# [Set problem]
Pick out all lines of the entries that include the word "сооружений" and copy them.

>> Start Provided information

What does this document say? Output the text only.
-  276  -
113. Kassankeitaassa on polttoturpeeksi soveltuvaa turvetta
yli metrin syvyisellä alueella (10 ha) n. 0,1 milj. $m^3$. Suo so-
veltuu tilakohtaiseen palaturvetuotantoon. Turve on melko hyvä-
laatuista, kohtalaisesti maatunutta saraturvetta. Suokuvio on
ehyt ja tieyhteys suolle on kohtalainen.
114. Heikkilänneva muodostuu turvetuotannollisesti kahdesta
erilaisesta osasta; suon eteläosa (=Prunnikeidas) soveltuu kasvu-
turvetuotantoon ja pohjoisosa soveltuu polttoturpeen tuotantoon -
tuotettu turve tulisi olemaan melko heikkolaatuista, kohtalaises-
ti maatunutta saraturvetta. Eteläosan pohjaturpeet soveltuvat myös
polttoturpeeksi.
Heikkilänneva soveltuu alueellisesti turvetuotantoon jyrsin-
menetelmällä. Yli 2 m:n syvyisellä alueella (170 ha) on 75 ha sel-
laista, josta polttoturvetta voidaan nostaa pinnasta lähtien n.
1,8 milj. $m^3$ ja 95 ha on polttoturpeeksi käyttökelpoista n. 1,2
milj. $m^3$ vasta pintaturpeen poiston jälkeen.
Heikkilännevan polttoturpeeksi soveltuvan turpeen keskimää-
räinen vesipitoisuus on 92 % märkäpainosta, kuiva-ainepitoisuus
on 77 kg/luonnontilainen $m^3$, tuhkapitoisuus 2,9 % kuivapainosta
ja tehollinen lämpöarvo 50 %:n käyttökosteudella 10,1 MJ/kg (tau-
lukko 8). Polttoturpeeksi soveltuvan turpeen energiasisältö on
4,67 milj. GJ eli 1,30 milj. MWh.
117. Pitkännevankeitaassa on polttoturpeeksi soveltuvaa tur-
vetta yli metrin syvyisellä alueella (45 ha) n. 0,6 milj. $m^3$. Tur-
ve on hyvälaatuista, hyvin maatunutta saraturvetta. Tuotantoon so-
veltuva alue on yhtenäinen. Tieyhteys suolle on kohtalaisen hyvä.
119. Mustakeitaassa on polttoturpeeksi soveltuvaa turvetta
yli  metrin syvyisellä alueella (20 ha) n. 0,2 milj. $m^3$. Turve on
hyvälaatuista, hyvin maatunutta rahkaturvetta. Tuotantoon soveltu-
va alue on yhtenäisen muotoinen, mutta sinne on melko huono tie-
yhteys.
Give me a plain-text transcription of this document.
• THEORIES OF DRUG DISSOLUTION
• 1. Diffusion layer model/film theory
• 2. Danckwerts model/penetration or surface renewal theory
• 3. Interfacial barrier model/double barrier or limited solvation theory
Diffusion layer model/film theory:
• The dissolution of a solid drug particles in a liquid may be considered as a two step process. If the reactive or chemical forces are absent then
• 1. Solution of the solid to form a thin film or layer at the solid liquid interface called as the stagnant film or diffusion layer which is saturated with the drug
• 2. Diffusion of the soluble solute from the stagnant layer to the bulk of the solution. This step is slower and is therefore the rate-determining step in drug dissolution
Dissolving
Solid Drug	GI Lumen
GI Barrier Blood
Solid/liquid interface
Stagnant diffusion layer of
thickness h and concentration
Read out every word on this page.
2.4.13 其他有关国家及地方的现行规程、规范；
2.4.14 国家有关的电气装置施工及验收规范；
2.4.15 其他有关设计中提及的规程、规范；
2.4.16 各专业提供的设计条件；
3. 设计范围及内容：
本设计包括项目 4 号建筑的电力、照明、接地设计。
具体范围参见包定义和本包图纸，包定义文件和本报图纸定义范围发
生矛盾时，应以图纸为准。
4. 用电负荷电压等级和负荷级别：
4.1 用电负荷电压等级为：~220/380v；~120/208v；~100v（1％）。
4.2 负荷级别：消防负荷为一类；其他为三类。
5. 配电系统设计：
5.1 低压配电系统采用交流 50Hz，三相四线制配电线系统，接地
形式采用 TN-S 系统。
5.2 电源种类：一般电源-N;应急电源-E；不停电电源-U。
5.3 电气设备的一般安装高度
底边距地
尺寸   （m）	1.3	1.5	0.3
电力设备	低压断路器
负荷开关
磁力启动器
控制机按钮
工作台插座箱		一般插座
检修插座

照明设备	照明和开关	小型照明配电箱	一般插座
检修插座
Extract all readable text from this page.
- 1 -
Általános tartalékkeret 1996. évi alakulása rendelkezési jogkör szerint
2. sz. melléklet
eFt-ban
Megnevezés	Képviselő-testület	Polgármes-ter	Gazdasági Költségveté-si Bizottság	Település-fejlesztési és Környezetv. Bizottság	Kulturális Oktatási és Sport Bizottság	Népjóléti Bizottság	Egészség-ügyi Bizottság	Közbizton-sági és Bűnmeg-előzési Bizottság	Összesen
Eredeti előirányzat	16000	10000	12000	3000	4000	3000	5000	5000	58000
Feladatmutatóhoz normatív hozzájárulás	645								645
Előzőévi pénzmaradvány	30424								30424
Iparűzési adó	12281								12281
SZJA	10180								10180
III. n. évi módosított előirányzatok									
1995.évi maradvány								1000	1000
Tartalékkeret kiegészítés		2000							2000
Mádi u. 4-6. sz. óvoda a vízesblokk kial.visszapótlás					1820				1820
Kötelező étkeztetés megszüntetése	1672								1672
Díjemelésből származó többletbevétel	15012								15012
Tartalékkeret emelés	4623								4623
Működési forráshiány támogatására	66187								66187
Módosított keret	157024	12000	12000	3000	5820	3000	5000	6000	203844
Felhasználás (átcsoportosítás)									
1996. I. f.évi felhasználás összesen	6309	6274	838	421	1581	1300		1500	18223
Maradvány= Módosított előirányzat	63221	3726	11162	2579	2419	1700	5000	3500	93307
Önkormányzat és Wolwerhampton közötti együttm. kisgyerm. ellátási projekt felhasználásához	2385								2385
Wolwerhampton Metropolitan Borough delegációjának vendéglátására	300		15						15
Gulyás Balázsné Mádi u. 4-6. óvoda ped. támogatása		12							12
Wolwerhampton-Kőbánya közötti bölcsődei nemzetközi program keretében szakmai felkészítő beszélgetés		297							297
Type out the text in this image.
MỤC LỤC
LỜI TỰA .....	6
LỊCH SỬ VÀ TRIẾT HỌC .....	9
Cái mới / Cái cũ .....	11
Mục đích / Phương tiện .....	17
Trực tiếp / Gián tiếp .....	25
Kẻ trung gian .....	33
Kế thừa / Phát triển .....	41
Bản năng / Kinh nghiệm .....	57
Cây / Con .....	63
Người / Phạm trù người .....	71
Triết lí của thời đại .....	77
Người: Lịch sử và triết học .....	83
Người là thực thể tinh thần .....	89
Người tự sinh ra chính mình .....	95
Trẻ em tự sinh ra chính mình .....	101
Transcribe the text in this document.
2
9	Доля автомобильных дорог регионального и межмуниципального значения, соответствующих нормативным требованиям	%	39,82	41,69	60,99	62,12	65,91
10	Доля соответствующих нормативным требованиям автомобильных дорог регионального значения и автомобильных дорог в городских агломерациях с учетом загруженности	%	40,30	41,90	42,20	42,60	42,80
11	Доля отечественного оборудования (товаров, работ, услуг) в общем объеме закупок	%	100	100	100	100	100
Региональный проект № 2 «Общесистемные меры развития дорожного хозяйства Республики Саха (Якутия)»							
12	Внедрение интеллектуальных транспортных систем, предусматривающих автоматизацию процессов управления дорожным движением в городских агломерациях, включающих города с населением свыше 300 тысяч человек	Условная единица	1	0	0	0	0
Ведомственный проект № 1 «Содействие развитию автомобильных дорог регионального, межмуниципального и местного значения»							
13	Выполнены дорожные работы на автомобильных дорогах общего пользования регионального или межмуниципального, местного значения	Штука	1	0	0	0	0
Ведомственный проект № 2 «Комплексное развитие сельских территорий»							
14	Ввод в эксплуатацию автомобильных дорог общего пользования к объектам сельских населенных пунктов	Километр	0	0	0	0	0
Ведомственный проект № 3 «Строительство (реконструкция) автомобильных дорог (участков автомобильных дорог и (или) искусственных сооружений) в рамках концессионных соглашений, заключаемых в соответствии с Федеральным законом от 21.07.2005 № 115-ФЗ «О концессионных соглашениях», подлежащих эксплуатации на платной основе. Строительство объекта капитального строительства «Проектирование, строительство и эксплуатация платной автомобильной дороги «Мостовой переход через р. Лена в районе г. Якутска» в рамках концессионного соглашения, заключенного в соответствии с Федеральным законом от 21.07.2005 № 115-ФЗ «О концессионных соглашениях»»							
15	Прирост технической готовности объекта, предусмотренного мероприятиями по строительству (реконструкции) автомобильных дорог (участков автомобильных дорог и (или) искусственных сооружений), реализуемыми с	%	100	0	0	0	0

>> End Provided information

# [Result below]
Ведомственный проект № 3 «Строительство (реконструкция) автомобильных дорог (участков автомобильных дорог и (или) искусственных сооружений) в рамках концессионных соглашений, заключаемых в соответствии с Федеральным законом от 21.07.2005 № 115-ФЗ «О концессионных соглашениях», подлежащих эксплуатации на платной основе. Строительство объекта капитального строительства «Проектирование, строительство и эксплуатация платной автомобильной дороги «Мостовой переход через р. Лена в районе г. Якутска» в рамках концессионного соглашения, заключенного в соответствии с Федеральным законом от 21.07.2005 № 115-ФЗ «О концессионных соглашениях»»							
15	Прирост технической готовности объекта, предусмотренного мероприятиями по строительству (реконструкции) автомобильных дорог (участков автомобильных дорог и (или) искусственных сооружений), реализуемыми с	%	100	0	0	0	0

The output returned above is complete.